RAW DATA
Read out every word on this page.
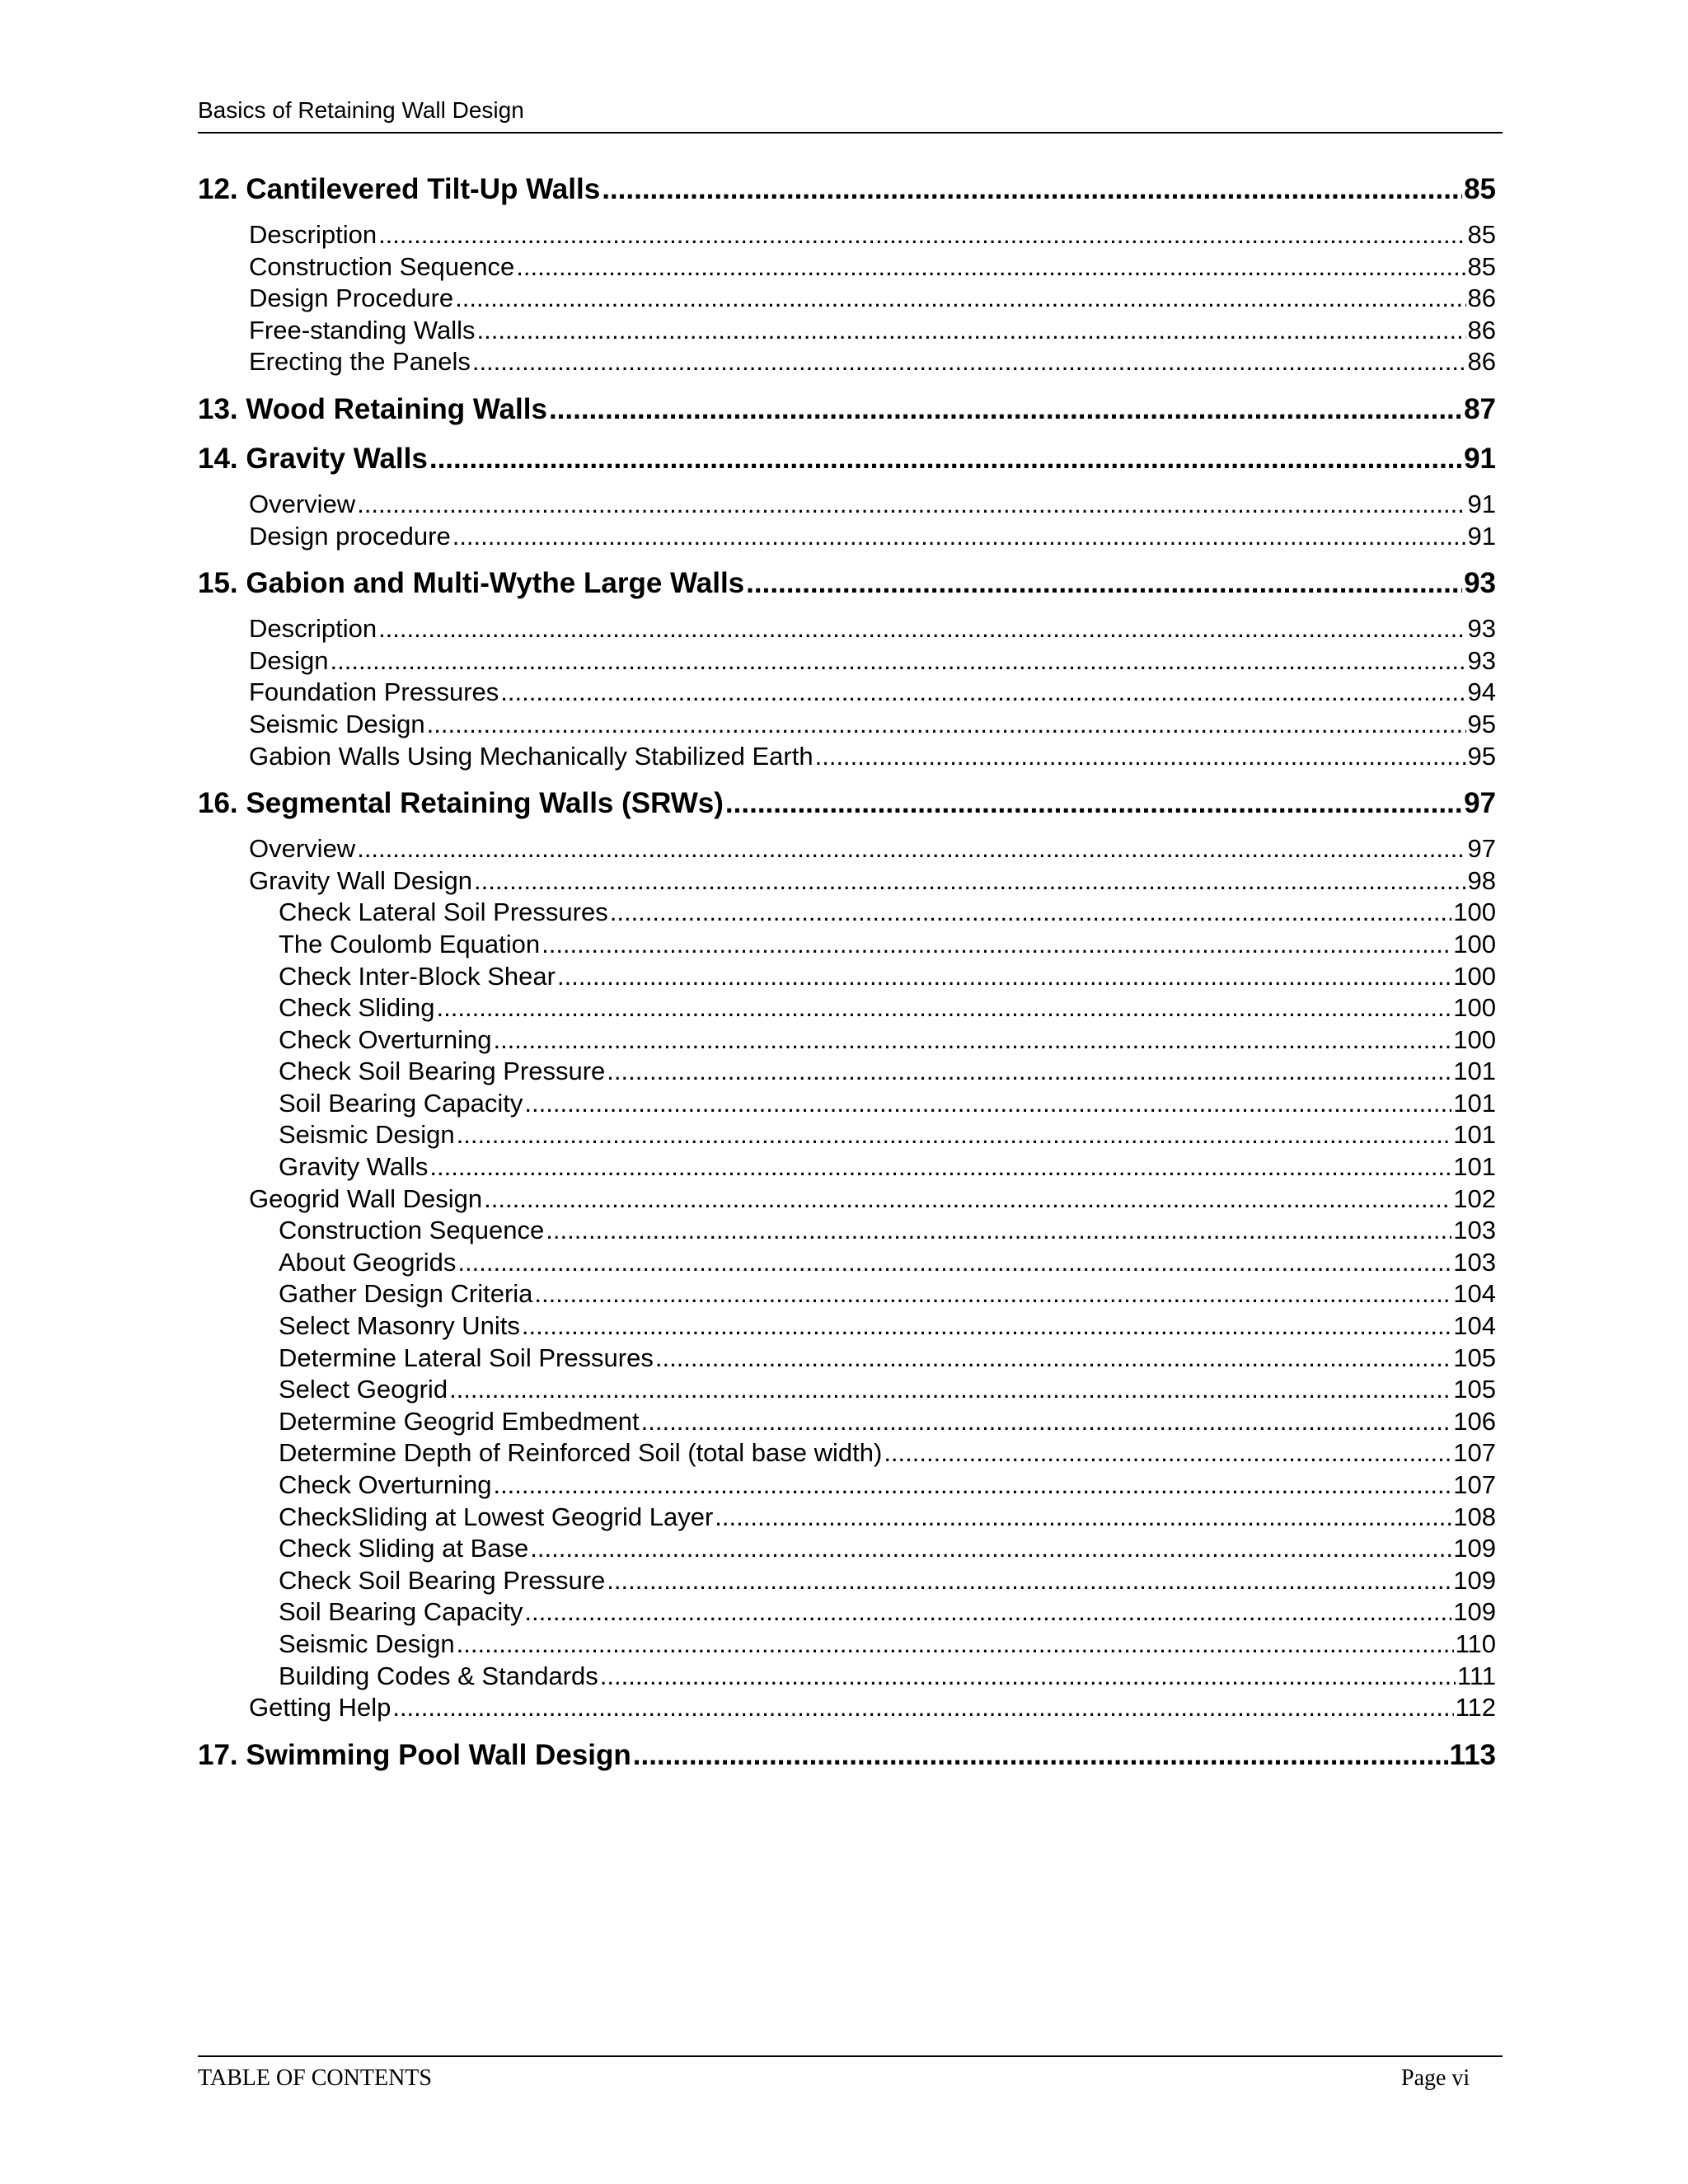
Basics of Retaining Wall Design
12. Cantilevered Tilt-Up Walls .....	85
Description .....	85
Construction Sequence .....	85
Design Procedure .....	86
Free-standing Walls .....	86
Erecting the Panels .....	86
13. Wood Retaining Walls .....	87
14. Gravity Walls .....	91
Overview .....	91
Design procedure .....	91
15. Gabion and Multi-Wythe Large Walls .....	93
Description .....	93
Design .....	93
Foundation Pressures .....	94
Seismic Design .....	95
Gabion Walls Using Mechanically Stabilized Earth .....	95
16. Segmental Retaining Walls (SRWs) .....	97
Overview .....	97
Gravity Wall Design .....	98
Check Lateral Soil Pressures .....	100
The Coulomb Equation .....	100
Check Inter-Block Shear .....	100
Check Sliding .....	100
Check Overturning .....	100
Check Soil Bearing Pressure .....	101
Soil Bearing Capacity .....	101
Seismic Design .....	101
Gravity Walls .....	101
Geogrid Wall Design .....	102
Construction Sequence .....	103
About Geogrids .....	103
Gather Design Criteria .....	104
Select Masonry Units .....	104
Determine Lateral Soil Pressures .....	105
Select Geogrid .....	105
Determine Geogrid Embedment .....	106
Determine Depth of Reinforced Soil (total base width) .....	107
Check Overturning .....	107
CheckSliding at Lowest Geogrid Layer .....	108
Check Sliding at Base .....	109
Check Soil Bearing Pressure .....	109
Soil Bearing Capacity .....	109
Seismic Design .....	110
Building Codes & Standards .....	111
Getting Help .....	112
17. Swimming Pool Wall Design .....	113
TABLE OF CONTENTS	Page vi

WHAT YOU SHOULD DO
Report back each line of the entries that holds the string "Walls".

REPLY TO THE TASK
12. Cantilevered Tilt-Up Walls .....	85
Free-standing Walls .....	86
13. Wood Retaining Walls .....	87
14. Gravity Walls .....	91
15. Gabion and Multi-Wythe Large Walls .....	93
Gabion Walls Using Mechanically Stabilized Earth .....	95
16. Segmental Retaining Walls (SRWs) .....	97
Gravity Walls .....	101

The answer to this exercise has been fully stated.